Dataset records
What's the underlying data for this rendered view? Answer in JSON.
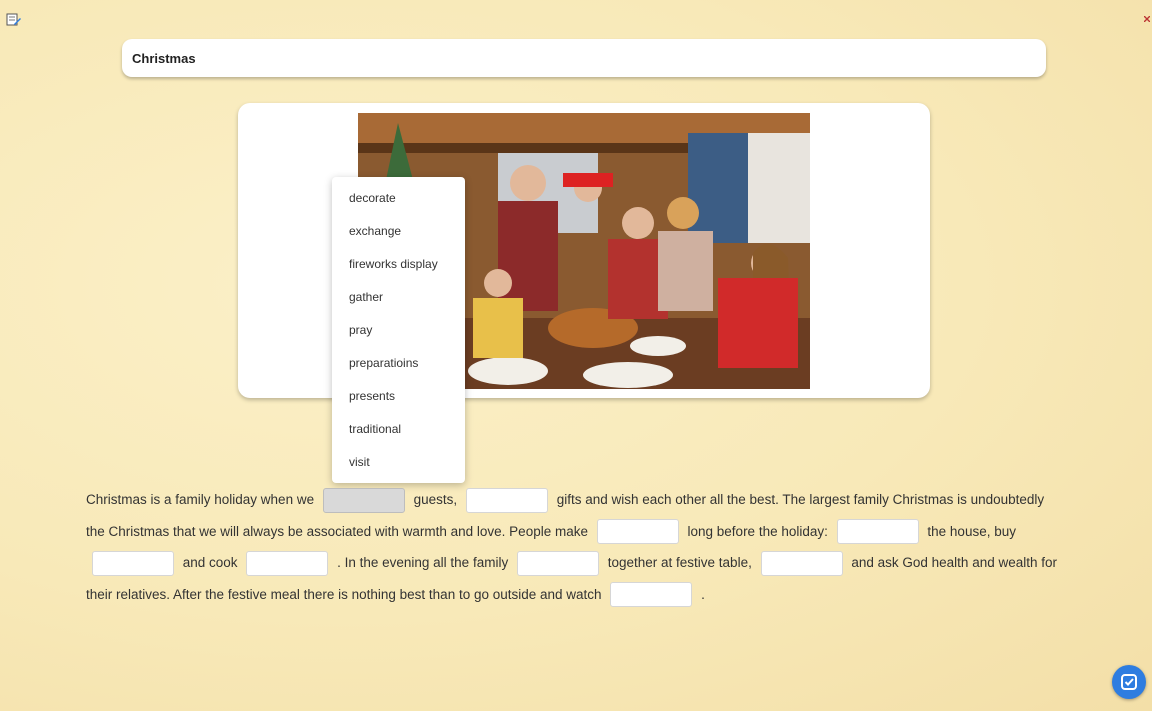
{
  "title": "Christmas",
  "dropdown": {
    "options": [
      "decorate",
      "exchange",
      "fireworks display",
      "gather",
      "pray",
      "preparatioins",
      "presents",
      "traditional",
      "visit"
    ]
  },
  "passage": {
    "lines": [
      [
        "Christmas is a family holiday when we",
        "guests,",
        "gifts and wish each other all the best. The largest family Christmas is undoubtedly"
      ],
      [
        "the Christmas that we will always be associated with warmth and love. People make",
        "long before the holiday:",
        "the house, buy"
      ],
      [
        "and cook",
        ". In the evening all the family",
        "together at festive table,",
        "and ask God health and wealth for"
      ],
      [
        "their relatives. After the festive meal there is nothing best than to go outside and watch",
        "."
      ]
    ]
  },
  "icons": {
    "corner": "edit-help-icon",
    "check": "check-square-icon"
  },
  "colors": {
    "accent": "#2e7de0",
    "background": "#f8e9b8",
    "blank_active": "#d9d9d9"
  }
}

§ TASK DETAILS
Reproduce the material word for word. Any pictures should be left out of the copy.

§ THE OUTPUT
What's the underlying data for this rendered view? Answer in JSON.
{
  "title": "Christmas",
  "dropdown": {
    "options": [
      "decorate",
      "exchange",
      "fireworks display",
      "gather",
      "pray",
      "preparatioins",
      "presents",
      "traditional",
      "visit"
    ]
  },
  "passage": {
    "lines": [
      [
        "Christmas is a family holiday when we",
        "guests,",
        "gifts and wish each other all the best. The largest family Christmas is undoubtedly"
      ],
      [
        "the Christmas that we will always be associated with warmth and love. People make",
        "long before the holiday:",
        "the house, buy"
      ],
      [
        "and cook",
        ". In the evening all the family",
        "together at festive table,",
        "and ask God health and wealth for"
      ],
      [
        "their relatives. After the festive meal there is nothing best than to go outside and watch",
        "."
      ]
    ]
  },
  "icons": {
    "corner": "edit-help-icon",
    "check": "check-square-icon"
  },
  "colors": {
    "accent": "#2e7de0",
    "background": "#f8e9b8",
    "blank_active": "#d9d9d9"
  }
}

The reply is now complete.